Do this
Gather every line in the records that contains the word "entspricht", and copy each one in full.

# start of Data for processing

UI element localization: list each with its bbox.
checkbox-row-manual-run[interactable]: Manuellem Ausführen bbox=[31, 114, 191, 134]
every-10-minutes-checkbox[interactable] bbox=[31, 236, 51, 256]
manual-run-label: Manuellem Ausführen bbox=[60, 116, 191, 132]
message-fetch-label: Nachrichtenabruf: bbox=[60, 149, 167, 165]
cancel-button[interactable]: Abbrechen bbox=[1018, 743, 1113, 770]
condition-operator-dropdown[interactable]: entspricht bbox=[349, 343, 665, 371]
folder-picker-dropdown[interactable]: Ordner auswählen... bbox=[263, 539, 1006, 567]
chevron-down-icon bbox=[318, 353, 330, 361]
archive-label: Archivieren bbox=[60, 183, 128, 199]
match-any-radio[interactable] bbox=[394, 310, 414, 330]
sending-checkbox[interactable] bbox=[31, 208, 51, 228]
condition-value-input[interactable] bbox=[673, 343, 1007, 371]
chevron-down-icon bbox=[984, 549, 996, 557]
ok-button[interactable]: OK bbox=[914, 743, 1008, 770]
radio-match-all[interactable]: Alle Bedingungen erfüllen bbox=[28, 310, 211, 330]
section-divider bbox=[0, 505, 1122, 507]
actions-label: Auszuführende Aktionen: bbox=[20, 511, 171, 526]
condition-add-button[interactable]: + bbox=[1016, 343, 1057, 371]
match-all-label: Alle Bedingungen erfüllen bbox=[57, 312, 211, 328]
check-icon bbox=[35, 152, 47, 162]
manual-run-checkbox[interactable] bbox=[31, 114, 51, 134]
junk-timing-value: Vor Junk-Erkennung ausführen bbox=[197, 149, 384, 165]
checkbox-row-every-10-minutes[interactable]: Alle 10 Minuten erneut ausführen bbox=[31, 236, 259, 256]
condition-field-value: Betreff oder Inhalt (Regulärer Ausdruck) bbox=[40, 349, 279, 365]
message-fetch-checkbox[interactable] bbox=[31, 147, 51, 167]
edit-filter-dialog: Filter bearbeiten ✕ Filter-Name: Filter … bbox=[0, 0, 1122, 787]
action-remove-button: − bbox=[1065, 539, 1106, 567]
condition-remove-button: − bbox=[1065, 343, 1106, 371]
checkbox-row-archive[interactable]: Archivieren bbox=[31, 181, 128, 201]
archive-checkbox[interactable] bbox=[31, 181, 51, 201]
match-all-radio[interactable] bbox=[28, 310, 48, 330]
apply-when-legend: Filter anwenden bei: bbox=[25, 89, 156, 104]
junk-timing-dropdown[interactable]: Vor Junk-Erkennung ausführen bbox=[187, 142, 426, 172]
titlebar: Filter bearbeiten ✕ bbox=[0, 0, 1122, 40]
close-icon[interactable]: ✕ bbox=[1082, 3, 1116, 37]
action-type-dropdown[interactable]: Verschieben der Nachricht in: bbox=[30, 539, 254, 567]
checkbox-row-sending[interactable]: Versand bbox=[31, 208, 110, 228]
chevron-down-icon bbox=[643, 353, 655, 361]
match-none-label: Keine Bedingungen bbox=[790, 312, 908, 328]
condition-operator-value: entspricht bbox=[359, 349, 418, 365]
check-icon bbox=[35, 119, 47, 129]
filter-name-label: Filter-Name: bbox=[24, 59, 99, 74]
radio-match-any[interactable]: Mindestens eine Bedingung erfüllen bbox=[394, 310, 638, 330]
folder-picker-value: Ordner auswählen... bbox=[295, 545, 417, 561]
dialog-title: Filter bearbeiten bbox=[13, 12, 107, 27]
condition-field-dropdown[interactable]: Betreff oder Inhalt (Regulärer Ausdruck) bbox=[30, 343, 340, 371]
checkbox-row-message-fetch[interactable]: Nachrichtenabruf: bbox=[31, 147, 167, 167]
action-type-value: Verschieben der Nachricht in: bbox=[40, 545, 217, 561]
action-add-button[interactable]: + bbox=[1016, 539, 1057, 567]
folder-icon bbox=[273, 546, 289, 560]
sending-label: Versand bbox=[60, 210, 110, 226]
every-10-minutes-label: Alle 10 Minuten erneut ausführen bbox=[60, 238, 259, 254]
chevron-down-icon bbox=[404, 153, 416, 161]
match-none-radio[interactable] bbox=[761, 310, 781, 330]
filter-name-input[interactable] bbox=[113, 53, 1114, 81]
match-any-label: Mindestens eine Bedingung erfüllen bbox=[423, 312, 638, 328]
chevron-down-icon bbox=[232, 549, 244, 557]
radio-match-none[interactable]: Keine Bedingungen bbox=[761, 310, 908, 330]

# end of Data for processing

Correct response
condition-operator-dropdown[interactable]: entspricht bbox=[349, 343, 665, 371]
condition-operator-value: entspricht bbox=[359, 349, 418, 365]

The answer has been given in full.